● WORK TO COMPLETE: Would you please output the data exactly, omitting no line?

******

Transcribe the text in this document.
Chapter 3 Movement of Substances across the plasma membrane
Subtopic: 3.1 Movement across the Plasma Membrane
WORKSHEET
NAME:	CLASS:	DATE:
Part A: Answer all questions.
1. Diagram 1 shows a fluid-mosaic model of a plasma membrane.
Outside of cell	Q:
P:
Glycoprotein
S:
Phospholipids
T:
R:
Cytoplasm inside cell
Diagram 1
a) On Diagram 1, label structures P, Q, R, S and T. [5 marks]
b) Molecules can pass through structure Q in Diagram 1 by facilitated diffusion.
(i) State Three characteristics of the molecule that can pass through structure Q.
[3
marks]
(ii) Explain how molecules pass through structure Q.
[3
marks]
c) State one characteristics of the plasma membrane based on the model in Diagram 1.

******

● ANSWER TO THE EXERCISE:
Transcribe the text in this document.
Chapter 3 Movement of Substances across the plasma membrane
Subtopic: 3.1 Movement across the Plasma Membrane
WORKSHEET
NAME:	CLASS:	DATE:
Part A: Answer all questions.
1. Diagram 1 shows a fluid-mosaic model of a plasma membrane.
Outside of cell	Q:
P:
Glycoprotein
S:
Phospholipids
T:
R:
Cytoplasm inside cell
Diagram 1
a) On Diagram 1, label structures P, Q, R, S and T. [5 marks]
b) Molecules can pass through structure Q in Diagram 1 by facilitated diffusion.
(i) State Three characteristics of the molecule that can pass through structure Q.
[3
marks]
(ii) Explain how molecules pass through structure Q.
[3
marks]
c) State one characteristics of the plasma membrane based on the model in Diagram 1.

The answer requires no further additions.